WHAT NEEDS TO BE DONE:
Extract all of the entries and set them down verbatim.
>> Begin
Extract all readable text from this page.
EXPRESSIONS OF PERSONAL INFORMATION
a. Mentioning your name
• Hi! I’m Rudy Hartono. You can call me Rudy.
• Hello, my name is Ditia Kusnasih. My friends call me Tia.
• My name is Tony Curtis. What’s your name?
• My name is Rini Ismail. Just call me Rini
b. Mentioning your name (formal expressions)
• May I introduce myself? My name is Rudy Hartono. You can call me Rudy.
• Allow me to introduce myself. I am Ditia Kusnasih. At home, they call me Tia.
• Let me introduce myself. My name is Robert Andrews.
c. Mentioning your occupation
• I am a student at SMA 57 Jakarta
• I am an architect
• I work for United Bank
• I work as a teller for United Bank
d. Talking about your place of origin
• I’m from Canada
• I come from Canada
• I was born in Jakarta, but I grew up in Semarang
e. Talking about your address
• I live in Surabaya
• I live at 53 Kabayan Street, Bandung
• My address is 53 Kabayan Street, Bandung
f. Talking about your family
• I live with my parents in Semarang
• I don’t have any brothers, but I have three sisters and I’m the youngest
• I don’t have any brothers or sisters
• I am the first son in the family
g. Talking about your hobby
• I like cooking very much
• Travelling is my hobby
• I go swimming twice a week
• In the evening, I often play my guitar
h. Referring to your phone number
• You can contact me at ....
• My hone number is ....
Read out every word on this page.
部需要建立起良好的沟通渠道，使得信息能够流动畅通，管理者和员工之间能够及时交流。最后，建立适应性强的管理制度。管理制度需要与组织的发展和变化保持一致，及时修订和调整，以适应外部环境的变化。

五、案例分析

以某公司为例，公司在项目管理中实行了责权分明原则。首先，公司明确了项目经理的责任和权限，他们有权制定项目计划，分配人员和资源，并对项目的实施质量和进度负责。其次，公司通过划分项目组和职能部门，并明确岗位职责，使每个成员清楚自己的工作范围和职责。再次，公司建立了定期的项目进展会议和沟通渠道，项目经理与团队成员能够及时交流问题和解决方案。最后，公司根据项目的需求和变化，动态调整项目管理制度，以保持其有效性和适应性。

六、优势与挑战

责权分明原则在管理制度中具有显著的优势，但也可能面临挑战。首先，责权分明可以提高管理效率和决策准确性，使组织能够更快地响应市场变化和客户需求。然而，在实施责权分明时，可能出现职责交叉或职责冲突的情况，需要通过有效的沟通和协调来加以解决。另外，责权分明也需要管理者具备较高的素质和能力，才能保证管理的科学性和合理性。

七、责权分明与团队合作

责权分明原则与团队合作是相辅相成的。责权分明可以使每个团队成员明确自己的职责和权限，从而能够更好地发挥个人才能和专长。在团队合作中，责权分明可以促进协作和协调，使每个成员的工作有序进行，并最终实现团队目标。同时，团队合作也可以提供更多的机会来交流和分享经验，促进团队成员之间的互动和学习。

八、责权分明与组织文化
>> End
FULL ANSWER:
Extract all readable text from this page.
EXPRESSIONS OF PERSONAL INFORMATION
a. Mentioning your name
• Hi! I’m Rudy Hartono. You can call me Rudy.
• Hello, my name is Ditia Kusnasih. My friends call me Tia.
• My name is Tony Curtis. What’s your name?
• My name is Rini Ismail. Just call me Rini
b. Mentioning your name (formal expressions)
• May I introduce myself? My name is Rudy Hartono. You can call me Rudy.
• Allow me to introduce myself. I am Ditia Kusnasih. At home, they call me Tia.
• Let me introduce myself. My name is Robert Andrews.
c. Mentioning your occupation
• I am a student at SMA 57 Jakarta
• I am an architect
• I work for United Bank
• I work as a teller for United Bank
d. Talking about your place of origin
• I’m from Canada
• I come from Canada
• I was born in Jakarta, but I grew up in Semarang
e. Talking about your address
• I live in Surabaya
• I live at 53 Kabayan Street, Bandung
• My address is 53 Kabayan Street, Bandung
f. Talking about your family
• I live with my parents in Semarang
• I don’t have any brothers, but I have three sisters and I’m the youngest
• I don’t have any brothers or sisters
• I am the first son in the family
g. Talking about your hobby
• I like cooking very much
• Travelling is my hobby
• I go swimming twice a week
• In the evening, I often play my guitar
h. Referring to your phone number
• You can contact me at ....
• My hone number is ....
Read out every word on this page.
部需要建立起良好的沟通渠道，使得信息能够流动畅通，管理者和员工之间能够及时交流。最后，建立适应性强的管理制度。管理制度需要与组织的发展和变化保持一致，及时修订和调整，以适应外部环境的变化。

五、案例分析

以某公司为例，公司在项目管理中实行了责权分明原则。首先，公司明确了项目经理的责任和权限，他们有权制定项目计划，分配人员和资源，并对项目的实施质量和进度负责。其次，公司通过划分项目组和职能部门，并明确岗位职责，使每个成员清楚自己的工作范围和职责。再次，公司建立了定期的项目进展会议和沟通渠道，项目经理与团队成员能够及时交流问题和解决方案。最后，公司根据项目的需求和变化，动态调整项目管理制度，以保持其有效性和适应性。

六、优势与挑战

责权分明原则在管理制度中具有显著的优势，但也可能面临挑战。首先，责权分明可以提高管理效率和决策准确性，使组织能够更快地响应市场变化和客户需求。然而，在实施责权分明时，可能出现职责交叉或职责冲突的情况，需要通过有效的沟通和协调来加以解决。另外，责权分明也需要管理者具备较高的素质和能力，才能保证管理的科学性和合理性。

七、责权分明与团队合作

责权分明原则与团队合作是相辅相成的。责权分明可以使每个团队成员明确自己的职责和权限，从而能够更好地发挥个人才能和专长。在团队合作中，责权分明可以促进协作和协调，使每个成员的工作有序进行，并最终实现团队目标。同时，团队合作也可以提供更多的机会来交流和分享经验，促进团队成员之间的互动和学习。

八、责权分明与组织文化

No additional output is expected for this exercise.